Saved data entries —
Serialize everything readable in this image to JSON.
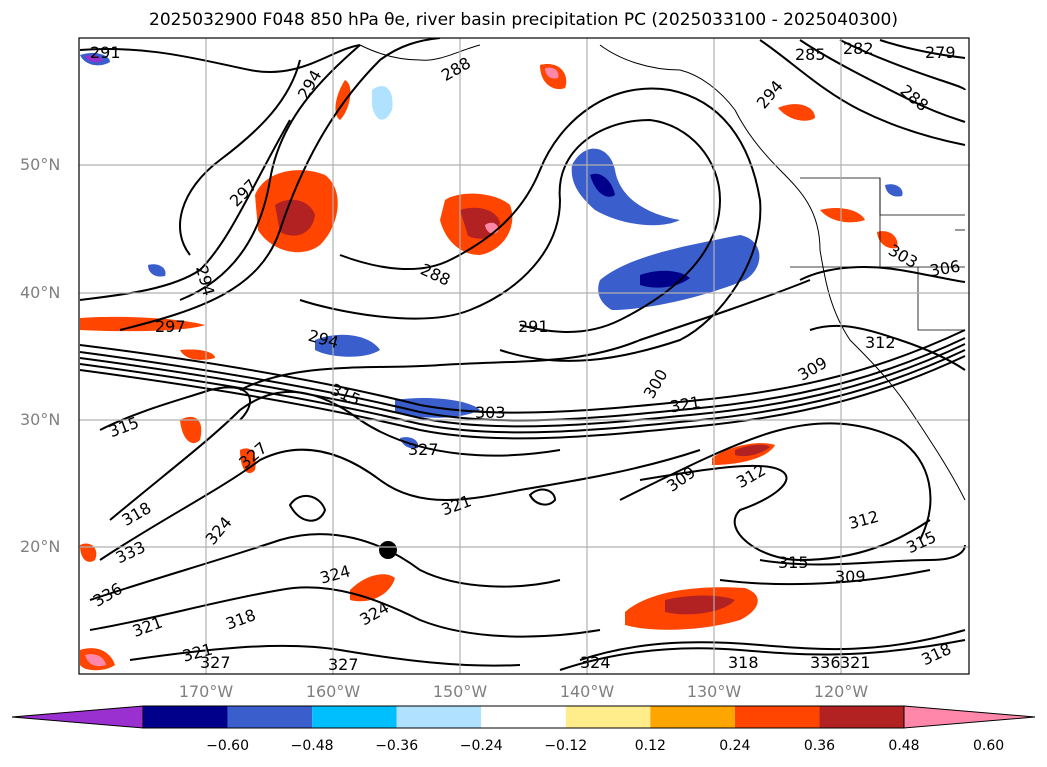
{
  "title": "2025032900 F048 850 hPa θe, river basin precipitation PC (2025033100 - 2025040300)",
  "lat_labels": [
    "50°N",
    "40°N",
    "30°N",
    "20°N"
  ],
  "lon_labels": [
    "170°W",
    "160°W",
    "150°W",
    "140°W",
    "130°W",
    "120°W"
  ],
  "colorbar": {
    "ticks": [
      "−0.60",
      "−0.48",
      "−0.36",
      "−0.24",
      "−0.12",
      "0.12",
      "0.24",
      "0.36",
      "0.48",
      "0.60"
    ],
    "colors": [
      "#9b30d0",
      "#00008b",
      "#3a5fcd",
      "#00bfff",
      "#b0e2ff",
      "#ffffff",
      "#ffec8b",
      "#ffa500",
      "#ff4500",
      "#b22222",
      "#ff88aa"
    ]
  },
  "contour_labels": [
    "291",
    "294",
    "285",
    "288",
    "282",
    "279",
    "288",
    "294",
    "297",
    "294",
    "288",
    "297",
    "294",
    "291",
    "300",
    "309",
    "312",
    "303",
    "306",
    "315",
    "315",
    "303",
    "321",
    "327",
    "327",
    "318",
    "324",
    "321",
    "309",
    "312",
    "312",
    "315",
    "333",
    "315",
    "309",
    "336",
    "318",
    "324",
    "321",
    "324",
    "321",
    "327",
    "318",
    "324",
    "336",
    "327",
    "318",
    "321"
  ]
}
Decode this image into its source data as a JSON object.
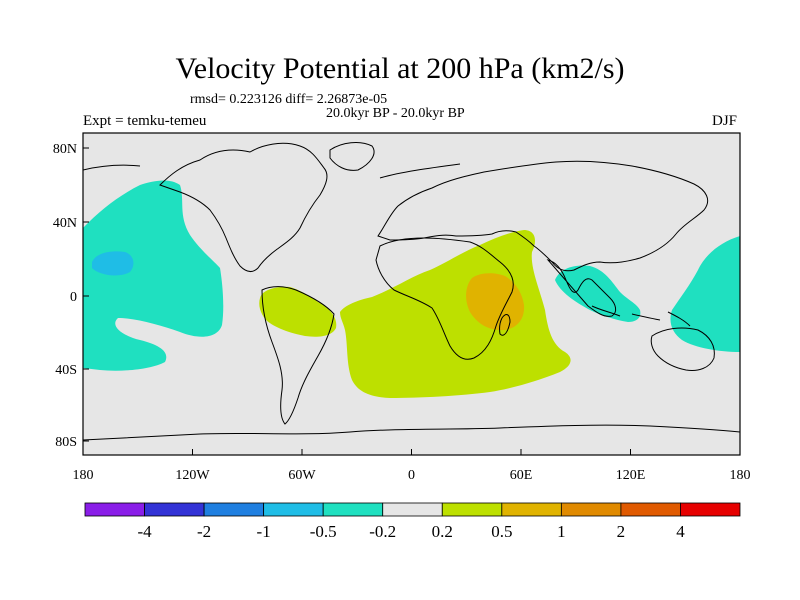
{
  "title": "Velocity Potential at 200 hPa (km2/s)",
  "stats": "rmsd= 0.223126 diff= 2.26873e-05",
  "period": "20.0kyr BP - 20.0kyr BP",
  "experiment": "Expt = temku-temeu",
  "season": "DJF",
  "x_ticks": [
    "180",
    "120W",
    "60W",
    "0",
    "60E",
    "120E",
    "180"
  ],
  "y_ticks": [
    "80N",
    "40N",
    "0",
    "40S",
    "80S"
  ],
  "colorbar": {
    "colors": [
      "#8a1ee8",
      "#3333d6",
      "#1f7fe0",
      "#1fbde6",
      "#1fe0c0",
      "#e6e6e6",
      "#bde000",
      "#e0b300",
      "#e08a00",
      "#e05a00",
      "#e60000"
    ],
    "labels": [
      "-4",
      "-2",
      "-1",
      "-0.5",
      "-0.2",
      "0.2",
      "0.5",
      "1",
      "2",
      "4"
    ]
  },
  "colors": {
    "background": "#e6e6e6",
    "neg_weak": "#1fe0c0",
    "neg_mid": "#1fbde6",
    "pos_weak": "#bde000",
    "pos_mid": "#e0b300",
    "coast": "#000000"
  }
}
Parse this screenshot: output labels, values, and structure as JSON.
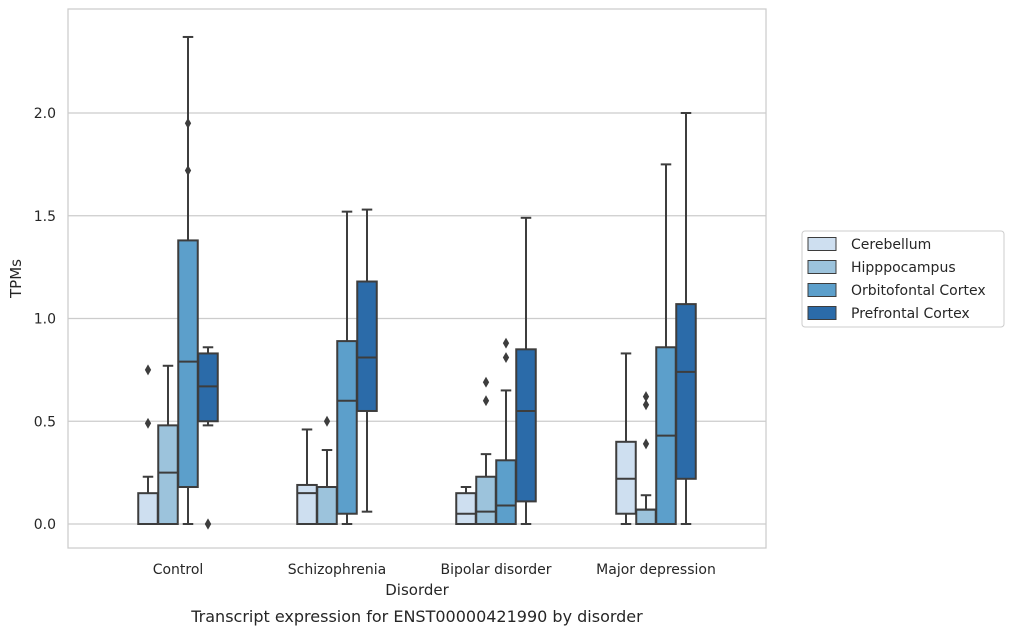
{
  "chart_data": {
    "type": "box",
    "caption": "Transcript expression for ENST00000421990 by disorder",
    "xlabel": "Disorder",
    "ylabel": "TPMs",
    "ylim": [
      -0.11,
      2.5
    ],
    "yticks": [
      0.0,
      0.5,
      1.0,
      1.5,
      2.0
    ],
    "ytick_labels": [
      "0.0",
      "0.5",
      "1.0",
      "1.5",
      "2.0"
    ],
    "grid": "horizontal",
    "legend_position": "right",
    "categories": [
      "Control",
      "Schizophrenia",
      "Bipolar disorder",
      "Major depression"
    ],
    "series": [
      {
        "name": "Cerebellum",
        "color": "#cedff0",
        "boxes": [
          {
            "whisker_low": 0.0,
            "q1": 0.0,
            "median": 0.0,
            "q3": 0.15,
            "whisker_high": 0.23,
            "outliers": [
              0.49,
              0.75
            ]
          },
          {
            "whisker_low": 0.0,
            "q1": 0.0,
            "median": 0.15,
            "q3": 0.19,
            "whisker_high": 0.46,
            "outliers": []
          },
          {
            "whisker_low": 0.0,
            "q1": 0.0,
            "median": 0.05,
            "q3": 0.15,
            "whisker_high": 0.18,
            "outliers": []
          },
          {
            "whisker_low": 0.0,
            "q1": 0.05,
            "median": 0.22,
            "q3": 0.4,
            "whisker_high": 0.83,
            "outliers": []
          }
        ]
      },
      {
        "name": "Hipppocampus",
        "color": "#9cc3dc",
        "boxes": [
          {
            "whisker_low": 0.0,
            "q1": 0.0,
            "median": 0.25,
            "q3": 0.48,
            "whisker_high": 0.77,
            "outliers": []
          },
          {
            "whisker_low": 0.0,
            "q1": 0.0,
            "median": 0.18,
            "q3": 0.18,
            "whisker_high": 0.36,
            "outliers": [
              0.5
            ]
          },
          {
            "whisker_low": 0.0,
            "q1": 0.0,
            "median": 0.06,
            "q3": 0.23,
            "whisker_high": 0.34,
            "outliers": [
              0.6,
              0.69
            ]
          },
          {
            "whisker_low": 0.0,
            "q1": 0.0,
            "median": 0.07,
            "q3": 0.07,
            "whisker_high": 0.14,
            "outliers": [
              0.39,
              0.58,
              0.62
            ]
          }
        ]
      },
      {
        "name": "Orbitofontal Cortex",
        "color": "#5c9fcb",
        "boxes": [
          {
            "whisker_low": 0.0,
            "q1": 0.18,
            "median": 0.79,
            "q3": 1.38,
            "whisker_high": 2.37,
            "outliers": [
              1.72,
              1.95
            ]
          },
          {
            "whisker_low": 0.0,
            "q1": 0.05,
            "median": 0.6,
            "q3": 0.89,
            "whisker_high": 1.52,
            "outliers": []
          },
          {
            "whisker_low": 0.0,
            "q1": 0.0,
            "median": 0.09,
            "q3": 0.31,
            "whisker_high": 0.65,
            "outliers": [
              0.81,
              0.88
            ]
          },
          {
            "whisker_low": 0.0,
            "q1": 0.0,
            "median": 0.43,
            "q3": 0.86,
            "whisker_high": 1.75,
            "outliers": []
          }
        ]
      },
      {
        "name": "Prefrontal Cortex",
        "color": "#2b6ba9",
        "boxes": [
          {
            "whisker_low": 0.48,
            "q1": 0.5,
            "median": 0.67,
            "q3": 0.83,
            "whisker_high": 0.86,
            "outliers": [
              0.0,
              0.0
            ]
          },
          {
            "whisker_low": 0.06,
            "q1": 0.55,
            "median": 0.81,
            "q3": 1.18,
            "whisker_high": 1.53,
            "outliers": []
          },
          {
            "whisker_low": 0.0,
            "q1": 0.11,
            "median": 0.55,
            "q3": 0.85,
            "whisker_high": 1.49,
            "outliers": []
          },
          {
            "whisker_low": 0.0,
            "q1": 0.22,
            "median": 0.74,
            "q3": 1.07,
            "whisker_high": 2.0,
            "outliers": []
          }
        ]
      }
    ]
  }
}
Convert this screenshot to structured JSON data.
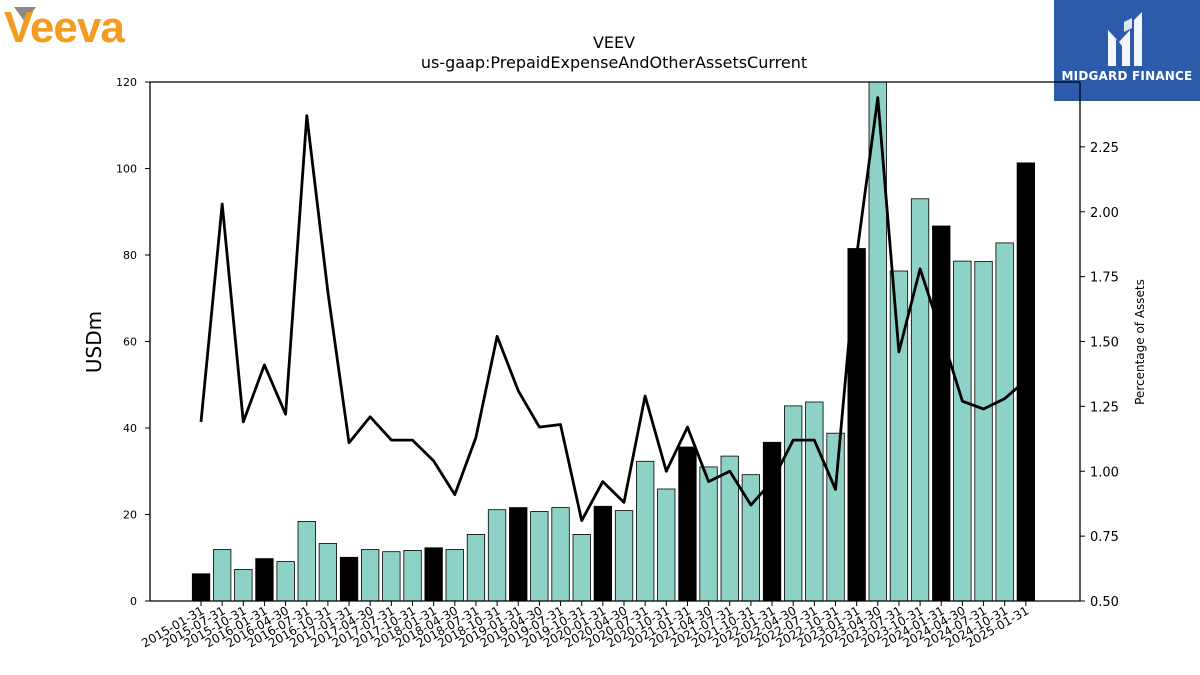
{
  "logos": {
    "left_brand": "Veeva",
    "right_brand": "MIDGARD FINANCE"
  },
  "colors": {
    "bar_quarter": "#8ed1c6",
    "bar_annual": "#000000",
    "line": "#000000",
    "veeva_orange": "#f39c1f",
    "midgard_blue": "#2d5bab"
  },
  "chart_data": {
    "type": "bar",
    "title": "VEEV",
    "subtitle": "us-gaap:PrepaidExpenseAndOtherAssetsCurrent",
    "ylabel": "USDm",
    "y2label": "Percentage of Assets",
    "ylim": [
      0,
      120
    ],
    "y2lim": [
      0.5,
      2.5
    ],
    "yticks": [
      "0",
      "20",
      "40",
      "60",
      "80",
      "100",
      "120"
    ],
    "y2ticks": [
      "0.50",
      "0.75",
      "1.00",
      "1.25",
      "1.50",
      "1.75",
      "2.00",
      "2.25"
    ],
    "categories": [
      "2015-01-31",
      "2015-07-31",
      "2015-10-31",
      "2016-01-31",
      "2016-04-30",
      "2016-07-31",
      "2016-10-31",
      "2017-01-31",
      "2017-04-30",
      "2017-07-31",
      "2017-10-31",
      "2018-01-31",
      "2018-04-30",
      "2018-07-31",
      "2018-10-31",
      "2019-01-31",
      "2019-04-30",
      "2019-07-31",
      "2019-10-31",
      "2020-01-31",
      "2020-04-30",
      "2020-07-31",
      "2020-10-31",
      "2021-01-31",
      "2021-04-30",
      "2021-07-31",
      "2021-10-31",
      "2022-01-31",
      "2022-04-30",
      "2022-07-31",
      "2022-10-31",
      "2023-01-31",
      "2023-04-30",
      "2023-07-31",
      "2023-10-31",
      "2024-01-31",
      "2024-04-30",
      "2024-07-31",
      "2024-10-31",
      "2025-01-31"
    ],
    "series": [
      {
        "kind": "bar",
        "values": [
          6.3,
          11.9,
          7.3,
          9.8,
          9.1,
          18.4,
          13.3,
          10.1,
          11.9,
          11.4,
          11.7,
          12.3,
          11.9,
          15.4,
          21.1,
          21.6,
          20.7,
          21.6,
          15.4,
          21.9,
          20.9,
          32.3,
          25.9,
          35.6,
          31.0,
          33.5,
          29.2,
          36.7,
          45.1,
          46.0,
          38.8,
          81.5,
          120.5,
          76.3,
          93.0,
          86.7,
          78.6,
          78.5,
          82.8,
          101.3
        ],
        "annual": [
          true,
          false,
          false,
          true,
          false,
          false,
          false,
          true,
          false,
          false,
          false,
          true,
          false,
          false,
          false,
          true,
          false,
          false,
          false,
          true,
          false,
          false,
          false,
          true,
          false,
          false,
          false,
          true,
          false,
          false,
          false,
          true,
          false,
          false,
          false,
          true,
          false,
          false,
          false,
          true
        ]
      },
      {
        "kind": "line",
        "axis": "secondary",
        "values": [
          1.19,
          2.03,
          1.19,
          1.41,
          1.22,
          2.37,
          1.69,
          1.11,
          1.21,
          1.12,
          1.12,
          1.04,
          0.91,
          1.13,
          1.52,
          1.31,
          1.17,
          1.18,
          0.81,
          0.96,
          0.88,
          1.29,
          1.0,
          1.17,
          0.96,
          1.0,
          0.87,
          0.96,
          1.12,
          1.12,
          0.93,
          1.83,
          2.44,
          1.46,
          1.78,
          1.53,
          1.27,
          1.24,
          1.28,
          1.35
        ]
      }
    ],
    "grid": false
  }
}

Given exercise —
In the entries above, find lines with "Cortex" and copy each.

Complete answer —
        "name": "Orbitofontal Cortex",
        "name": "Prefrontal Cortex",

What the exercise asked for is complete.